DIRECTION
Read through the entries below and return each line with the word "role".

EXCERPTED DATA
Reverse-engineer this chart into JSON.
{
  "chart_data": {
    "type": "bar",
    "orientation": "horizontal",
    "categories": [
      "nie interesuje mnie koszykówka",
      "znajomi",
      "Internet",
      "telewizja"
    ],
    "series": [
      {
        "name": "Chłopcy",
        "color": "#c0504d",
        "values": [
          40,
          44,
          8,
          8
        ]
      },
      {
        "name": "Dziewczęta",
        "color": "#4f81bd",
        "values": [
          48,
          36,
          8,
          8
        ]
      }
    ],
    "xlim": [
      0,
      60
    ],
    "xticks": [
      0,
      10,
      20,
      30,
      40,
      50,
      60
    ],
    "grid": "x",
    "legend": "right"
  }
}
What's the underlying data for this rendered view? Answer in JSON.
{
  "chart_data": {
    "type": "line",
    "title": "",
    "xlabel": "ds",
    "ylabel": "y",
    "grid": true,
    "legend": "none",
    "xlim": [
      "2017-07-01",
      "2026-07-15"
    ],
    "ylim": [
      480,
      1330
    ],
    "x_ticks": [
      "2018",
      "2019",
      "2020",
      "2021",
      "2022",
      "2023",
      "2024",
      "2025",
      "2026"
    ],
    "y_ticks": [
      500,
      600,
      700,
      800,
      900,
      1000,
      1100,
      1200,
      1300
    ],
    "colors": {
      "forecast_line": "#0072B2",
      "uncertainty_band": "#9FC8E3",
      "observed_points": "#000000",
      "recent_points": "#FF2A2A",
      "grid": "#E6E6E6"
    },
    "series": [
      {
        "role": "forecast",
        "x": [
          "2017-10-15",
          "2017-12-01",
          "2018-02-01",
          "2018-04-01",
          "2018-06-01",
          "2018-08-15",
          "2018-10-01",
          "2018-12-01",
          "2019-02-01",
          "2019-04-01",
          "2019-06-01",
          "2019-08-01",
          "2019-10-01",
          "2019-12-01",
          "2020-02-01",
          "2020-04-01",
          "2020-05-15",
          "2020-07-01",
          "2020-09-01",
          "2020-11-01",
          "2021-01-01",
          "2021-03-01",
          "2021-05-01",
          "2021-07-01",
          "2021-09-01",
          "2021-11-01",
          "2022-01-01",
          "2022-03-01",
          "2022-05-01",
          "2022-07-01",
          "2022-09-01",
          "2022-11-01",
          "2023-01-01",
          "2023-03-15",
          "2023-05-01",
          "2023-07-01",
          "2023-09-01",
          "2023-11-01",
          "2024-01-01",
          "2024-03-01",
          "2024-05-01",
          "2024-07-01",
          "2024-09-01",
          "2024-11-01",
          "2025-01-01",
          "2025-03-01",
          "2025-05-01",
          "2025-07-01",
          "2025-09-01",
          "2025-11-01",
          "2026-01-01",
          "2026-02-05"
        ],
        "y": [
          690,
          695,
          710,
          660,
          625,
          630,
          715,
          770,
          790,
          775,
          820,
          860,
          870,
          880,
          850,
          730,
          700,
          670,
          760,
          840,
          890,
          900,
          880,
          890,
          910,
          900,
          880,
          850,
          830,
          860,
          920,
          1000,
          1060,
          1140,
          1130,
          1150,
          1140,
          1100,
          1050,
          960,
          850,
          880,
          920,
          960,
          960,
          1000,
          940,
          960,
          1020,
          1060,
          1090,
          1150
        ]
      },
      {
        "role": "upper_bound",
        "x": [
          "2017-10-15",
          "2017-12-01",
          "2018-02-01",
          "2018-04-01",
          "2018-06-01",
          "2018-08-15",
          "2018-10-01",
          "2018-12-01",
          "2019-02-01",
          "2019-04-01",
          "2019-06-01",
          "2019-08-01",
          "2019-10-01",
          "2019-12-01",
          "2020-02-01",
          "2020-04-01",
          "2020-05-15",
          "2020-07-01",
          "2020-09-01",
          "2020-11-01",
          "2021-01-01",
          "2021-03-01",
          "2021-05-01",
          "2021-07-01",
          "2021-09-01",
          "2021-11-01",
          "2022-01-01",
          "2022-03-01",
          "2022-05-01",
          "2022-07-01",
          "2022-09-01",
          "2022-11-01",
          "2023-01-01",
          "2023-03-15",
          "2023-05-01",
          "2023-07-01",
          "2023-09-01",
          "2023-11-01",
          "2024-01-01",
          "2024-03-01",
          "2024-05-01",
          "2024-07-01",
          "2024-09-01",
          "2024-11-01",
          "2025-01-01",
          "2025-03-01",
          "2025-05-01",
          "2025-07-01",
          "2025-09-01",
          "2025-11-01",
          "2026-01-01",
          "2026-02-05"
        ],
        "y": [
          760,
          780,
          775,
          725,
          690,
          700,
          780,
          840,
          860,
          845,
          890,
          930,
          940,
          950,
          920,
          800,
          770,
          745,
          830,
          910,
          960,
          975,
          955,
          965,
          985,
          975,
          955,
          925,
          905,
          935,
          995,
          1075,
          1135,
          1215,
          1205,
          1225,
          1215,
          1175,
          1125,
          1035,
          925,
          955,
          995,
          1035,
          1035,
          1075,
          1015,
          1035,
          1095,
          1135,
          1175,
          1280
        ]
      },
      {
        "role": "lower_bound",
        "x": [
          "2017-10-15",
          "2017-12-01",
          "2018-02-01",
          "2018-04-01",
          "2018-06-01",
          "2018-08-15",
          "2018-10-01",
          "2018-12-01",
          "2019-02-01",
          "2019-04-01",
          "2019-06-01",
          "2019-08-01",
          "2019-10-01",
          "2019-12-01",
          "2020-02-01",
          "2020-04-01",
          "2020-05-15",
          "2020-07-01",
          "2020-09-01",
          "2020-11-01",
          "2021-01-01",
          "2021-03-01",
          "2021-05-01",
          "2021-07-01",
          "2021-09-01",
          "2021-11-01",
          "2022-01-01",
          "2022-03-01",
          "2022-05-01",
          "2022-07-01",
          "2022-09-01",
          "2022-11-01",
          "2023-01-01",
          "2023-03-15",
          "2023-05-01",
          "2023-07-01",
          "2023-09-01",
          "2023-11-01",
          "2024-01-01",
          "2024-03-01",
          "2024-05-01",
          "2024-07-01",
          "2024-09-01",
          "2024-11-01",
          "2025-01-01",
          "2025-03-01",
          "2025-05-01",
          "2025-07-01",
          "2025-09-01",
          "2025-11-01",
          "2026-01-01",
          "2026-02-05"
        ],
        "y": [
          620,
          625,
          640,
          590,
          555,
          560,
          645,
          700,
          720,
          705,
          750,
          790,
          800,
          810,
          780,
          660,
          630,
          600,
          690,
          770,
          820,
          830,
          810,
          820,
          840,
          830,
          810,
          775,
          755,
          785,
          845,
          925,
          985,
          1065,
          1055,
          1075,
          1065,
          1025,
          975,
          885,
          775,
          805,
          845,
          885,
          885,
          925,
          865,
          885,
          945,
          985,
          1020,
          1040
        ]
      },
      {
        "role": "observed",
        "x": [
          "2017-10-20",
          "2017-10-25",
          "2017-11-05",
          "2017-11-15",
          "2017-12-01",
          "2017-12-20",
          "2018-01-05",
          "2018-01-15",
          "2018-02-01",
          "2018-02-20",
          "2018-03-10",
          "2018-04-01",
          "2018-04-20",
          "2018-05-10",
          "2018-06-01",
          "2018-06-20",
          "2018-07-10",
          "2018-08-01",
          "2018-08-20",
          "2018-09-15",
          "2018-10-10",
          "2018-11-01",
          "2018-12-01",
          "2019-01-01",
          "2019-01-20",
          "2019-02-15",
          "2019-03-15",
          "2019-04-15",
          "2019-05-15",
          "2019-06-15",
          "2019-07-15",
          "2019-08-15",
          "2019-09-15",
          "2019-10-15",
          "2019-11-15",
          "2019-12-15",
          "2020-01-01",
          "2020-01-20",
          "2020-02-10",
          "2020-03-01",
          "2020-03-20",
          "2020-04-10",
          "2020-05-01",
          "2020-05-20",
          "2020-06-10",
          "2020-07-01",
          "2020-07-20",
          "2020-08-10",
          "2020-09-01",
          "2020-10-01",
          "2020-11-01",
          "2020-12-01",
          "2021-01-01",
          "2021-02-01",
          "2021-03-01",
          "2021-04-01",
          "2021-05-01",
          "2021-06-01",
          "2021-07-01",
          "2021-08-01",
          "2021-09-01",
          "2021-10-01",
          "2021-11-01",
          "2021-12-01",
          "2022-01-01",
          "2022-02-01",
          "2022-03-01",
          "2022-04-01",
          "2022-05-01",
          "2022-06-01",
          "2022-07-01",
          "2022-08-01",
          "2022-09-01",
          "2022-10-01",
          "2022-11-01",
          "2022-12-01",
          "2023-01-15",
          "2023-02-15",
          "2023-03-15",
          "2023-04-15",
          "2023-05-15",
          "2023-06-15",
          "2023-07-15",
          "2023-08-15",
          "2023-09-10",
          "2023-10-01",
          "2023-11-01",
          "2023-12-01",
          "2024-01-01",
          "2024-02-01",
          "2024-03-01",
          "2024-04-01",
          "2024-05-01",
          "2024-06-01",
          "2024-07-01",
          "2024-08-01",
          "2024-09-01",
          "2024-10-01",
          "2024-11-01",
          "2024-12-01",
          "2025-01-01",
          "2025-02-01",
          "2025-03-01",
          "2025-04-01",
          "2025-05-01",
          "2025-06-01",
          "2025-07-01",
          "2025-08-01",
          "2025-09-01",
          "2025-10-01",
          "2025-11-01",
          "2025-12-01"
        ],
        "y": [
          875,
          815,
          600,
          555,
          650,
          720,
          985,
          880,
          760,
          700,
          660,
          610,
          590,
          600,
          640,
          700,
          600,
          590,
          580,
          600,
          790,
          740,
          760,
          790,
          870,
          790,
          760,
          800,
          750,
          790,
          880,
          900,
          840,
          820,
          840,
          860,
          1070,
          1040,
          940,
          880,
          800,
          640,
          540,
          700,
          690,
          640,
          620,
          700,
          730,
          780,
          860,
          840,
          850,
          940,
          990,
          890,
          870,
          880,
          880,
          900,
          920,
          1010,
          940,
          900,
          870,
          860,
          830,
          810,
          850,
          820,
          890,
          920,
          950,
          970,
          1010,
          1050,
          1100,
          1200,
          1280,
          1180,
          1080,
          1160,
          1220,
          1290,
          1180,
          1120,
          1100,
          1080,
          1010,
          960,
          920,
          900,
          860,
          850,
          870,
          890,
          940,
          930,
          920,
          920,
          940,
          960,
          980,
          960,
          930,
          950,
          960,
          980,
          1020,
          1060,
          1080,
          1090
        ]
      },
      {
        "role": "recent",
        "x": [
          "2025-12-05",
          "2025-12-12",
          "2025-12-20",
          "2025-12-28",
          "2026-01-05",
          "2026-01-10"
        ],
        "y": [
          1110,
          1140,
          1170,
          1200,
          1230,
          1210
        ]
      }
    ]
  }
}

SOLUTION TO THE PROBLEM
        "role": "forecast",
        "role": "upper_bound",
        "role": "lower_bound",
        "role": "observed",
        "role": "recent",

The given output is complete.